Collected data
------

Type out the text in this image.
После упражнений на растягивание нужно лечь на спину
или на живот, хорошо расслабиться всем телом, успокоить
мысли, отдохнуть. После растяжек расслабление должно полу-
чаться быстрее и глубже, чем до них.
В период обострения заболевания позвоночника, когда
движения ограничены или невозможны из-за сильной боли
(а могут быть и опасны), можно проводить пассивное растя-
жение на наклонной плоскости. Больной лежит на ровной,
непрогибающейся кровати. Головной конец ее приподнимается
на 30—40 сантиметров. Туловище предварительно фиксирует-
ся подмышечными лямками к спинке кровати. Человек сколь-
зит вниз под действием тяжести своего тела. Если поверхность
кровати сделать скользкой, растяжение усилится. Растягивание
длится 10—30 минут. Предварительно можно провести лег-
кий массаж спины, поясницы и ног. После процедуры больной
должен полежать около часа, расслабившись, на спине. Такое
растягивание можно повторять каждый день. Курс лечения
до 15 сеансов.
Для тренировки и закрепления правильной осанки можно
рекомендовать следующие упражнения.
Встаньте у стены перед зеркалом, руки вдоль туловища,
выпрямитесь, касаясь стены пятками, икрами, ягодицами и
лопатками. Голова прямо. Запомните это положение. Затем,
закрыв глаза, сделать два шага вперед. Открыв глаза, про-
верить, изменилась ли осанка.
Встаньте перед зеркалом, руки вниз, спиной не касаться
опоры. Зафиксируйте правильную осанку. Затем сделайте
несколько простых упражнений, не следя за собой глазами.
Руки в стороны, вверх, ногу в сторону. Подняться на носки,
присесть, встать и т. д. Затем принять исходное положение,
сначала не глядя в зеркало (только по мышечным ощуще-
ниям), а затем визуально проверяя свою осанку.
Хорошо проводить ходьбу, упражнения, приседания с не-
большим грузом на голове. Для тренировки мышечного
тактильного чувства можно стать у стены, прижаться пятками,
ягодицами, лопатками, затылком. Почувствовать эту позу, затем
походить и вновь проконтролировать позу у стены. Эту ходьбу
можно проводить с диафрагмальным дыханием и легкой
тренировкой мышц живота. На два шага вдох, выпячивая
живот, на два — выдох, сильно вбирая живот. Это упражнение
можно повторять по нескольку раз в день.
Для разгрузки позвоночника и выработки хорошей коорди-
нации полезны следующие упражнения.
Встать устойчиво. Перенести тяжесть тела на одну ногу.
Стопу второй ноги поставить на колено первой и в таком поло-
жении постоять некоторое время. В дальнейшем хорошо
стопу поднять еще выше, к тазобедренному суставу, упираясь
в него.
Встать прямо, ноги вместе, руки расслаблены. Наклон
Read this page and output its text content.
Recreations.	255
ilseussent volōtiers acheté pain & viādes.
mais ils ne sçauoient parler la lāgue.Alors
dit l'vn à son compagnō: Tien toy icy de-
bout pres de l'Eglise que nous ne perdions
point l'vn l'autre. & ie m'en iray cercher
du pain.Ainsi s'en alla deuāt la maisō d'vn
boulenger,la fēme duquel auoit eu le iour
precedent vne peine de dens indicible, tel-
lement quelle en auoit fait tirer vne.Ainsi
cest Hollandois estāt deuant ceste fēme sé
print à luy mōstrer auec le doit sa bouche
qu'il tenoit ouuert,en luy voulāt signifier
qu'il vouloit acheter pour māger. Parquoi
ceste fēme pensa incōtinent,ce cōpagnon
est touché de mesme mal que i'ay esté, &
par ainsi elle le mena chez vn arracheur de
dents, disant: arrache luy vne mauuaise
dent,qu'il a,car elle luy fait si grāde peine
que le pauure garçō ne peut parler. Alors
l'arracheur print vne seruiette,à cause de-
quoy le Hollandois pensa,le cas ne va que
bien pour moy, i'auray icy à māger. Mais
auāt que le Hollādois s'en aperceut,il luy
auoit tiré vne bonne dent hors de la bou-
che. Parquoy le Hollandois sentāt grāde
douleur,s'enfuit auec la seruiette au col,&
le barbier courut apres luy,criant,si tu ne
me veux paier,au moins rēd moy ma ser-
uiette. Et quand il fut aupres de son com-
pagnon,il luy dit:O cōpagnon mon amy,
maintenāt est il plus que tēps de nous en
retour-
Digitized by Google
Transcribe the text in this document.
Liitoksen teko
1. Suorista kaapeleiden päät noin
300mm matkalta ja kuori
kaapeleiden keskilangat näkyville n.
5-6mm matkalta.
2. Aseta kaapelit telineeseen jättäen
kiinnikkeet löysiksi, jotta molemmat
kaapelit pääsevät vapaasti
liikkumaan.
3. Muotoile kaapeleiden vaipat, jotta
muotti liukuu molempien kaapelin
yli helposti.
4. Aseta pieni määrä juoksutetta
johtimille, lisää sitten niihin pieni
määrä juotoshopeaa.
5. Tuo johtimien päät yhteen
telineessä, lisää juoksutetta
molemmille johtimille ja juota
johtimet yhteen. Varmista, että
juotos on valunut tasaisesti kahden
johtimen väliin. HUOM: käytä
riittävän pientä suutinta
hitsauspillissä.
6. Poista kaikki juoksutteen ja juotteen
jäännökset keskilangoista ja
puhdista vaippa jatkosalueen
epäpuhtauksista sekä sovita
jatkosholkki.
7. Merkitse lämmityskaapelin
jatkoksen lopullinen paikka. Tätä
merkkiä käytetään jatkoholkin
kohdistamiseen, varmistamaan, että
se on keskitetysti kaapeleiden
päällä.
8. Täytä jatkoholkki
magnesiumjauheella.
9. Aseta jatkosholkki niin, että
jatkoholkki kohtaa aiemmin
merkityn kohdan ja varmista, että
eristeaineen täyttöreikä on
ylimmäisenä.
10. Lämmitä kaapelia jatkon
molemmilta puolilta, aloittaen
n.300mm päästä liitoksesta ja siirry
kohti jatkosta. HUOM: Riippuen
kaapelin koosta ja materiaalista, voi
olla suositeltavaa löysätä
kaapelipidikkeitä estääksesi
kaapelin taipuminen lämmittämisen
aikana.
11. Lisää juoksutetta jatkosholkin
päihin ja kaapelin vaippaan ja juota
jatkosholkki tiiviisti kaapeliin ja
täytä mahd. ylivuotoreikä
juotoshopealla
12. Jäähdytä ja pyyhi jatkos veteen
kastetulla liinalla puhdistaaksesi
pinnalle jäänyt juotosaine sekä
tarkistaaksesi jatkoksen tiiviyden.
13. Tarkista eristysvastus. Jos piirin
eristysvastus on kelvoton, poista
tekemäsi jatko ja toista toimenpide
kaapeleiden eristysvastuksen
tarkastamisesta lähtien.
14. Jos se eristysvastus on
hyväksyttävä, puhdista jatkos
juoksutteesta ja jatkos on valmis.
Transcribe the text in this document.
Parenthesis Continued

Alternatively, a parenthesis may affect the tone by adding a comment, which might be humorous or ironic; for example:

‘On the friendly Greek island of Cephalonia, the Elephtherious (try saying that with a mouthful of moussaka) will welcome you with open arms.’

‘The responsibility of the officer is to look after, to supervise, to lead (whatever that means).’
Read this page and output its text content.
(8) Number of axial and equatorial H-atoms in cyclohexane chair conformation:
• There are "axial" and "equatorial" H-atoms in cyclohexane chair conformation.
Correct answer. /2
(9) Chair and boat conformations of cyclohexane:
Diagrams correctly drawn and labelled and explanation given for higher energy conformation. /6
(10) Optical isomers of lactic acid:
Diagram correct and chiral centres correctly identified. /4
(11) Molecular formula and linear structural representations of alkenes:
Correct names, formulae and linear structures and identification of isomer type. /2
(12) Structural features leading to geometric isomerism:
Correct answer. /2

------

== WHAT YOU WILL DO ==
Scan the material above. Extract every line in which the word "cōpagnon" occurs.

== WRITTEN RESPONSE ==
ceste fēme pensa incōtinent,ce cōpagnon
pagnon,il luy dit:O cōpagnon mon amy,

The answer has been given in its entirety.